Dataset items:

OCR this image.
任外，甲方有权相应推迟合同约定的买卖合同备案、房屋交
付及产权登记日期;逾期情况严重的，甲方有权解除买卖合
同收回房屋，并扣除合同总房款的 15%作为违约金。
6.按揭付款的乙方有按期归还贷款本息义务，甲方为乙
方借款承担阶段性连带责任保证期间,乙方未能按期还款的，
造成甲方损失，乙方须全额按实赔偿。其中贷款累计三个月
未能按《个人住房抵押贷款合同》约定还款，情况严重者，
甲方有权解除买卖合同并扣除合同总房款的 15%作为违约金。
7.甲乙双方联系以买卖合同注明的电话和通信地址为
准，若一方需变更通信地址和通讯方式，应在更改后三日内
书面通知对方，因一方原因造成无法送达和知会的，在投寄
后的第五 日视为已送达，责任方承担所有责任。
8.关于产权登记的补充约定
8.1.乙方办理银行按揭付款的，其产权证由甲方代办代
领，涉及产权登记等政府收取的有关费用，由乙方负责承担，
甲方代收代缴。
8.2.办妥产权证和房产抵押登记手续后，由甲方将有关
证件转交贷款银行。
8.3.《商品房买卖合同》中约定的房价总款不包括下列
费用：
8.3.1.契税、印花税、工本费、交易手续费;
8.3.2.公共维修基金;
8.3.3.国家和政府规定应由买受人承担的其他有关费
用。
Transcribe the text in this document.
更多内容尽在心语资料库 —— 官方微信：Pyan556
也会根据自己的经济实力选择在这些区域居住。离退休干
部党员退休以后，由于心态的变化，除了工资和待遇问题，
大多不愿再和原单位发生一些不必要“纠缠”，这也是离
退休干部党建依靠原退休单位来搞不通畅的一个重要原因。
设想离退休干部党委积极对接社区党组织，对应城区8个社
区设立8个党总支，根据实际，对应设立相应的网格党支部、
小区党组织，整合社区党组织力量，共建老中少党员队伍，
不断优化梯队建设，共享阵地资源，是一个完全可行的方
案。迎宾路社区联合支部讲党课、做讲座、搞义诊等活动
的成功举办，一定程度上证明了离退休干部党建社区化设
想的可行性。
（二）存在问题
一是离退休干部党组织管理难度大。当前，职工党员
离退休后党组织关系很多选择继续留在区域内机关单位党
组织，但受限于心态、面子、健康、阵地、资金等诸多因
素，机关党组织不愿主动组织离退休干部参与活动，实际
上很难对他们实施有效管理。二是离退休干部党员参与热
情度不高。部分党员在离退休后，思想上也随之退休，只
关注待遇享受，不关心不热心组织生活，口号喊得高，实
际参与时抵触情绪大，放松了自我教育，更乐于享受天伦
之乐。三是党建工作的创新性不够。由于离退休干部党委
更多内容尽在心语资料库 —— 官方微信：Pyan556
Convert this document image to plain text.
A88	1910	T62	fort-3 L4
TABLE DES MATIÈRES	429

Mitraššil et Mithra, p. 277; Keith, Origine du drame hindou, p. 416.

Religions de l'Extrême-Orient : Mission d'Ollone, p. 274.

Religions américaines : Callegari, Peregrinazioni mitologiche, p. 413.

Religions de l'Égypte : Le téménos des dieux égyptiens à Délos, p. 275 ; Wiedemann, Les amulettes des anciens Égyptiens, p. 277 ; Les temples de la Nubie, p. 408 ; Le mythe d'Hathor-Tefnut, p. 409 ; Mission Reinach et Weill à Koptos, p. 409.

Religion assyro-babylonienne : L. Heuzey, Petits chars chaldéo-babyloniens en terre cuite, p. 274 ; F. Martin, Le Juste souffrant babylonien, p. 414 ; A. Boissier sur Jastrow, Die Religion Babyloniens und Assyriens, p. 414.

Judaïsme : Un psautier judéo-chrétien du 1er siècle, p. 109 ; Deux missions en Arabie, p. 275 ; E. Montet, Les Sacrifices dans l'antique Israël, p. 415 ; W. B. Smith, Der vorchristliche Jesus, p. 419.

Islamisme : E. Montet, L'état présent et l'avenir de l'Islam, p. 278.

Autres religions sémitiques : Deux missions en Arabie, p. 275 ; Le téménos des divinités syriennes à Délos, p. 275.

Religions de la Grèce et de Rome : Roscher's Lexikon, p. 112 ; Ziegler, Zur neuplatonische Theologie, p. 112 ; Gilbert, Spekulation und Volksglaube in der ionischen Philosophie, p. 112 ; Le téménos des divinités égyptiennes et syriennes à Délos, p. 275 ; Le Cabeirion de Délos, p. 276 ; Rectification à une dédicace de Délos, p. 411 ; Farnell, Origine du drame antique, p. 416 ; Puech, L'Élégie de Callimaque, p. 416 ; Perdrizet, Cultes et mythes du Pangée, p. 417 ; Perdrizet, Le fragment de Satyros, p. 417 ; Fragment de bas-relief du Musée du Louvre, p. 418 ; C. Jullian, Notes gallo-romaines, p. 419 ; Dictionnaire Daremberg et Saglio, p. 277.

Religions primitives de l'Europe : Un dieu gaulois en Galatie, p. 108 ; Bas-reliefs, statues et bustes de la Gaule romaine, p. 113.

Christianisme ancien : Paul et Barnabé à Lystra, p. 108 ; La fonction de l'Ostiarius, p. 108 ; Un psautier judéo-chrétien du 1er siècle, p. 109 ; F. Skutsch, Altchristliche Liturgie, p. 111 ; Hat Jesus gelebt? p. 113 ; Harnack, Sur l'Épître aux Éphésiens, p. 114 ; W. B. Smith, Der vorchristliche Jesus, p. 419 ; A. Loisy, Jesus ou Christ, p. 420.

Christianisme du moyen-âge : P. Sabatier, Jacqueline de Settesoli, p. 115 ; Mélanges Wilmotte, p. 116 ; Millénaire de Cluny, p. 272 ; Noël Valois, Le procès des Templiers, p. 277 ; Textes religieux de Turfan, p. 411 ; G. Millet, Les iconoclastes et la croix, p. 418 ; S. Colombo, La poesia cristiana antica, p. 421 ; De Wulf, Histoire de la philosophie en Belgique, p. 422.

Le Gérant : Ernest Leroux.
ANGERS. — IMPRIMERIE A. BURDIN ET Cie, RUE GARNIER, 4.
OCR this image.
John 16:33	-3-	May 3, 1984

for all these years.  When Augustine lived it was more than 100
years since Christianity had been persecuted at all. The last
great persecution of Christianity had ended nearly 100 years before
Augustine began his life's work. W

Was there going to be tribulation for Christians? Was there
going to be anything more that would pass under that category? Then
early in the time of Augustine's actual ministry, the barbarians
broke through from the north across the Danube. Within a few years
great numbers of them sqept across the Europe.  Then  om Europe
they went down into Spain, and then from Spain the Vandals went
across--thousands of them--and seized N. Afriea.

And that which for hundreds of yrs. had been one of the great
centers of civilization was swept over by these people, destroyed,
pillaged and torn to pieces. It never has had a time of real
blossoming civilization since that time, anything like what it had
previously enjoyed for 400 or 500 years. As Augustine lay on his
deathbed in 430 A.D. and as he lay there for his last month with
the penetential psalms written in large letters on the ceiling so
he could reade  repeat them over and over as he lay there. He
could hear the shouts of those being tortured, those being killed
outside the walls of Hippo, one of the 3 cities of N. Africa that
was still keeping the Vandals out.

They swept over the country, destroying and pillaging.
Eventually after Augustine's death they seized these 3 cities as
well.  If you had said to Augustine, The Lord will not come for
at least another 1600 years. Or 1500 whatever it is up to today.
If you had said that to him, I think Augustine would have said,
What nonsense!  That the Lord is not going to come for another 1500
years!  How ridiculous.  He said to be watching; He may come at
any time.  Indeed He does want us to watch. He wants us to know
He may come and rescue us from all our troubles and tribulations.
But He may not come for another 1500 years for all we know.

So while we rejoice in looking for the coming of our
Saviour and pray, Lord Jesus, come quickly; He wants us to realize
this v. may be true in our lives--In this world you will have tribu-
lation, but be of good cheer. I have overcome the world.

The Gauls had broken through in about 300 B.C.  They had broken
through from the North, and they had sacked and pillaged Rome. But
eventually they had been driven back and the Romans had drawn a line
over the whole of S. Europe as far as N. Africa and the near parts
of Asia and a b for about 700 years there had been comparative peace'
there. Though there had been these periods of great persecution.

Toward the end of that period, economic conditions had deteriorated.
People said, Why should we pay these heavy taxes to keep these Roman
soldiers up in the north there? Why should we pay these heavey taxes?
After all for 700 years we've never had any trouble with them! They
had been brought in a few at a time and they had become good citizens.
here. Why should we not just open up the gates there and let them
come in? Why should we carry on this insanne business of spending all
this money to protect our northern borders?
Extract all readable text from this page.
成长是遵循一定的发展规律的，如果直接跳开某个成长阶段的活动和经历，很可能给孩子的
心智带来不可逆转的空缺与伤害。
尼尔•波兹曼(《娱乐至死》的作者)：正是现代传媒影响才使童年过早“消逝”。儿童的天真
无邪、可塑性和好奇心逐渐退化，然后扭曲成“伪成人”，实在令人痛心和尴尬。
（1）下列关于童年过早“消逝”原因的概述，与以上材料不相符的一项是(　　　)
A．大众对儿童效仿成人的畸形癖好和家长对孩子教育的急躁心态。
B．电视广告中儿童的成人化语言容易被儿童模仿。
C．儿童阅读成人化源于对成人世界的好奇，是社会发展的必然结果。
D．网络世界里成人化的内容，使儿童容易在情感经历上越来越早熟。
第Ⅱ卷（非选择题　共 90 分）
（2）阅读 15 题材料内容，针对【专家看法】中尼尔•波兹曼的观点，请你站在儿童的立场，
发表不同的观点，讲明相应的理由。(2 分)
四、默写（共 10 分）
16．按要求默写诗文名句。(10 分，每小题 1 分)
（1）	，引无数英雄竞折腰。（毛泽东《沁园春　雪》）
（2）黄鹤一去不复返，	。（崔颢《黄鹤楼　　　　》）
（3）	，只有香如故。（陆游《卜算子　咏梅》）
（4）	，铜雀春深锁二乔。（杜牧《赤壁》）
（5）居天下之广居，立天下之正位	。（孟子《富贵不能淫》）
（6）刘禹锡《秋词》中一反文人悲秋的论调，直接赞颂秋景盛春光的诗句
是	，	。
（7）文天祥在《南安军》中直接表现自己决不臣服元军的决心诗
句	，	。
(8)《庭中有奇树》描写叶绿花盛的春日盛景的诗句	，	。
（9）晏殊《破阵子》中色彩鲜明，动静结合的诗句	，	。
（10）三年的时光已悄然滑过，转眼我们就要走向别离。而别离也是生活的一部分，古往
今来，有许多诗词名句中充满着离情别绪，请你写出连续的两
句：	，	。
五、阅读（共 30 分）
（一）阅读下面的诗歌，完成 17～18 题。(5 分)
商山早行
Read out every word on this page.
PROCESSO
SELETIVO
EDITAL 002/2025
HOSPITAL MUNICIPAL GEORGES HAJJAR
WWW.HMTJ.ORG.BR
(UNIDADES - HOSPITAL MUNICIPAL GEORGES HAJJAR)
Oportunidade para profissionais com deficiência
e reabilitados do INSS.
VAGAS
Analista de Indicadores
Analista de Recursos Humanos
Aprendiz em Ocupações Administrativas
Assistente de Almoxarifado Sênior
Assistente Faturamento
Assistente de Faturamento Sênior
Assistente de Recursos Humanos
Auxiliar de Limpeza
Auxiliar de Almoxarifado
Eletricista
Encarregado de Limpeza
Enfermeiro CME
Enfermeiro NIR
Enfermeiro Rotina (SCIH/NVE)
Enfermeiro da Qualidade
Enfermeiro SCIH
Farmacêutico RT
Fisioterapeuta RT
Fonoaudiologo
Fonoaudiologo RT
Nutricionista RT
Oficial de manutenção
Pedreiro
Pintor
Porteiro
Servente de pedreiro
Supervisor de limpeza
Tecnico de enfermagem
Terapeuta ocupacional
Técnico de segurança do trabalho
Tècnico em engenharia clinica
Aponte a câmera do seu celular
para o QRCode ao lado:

Problem details: Check every line for "years" and show the ones that have it.

Response to this exercise:
for all these years.  When Augustine lived it was more than 100
years since Christianity had been persecuted at all. The last
great persecution of Christianity had ended nearly 100 years before
broke through from the north across the Danube. Within a few years
previously enjoyed for 400 or 500 years. As Augustine lay on his
at least another 1600 years. Or 1500 whatever it is up to today.
years!  How ridiculous.  He said to be watching; He may come at
But He may not come for another 1500 years for all we know.
of Asia and a b for about 700 years there had been comparative peace'
After all for 700 years we've never had any trouble with them! They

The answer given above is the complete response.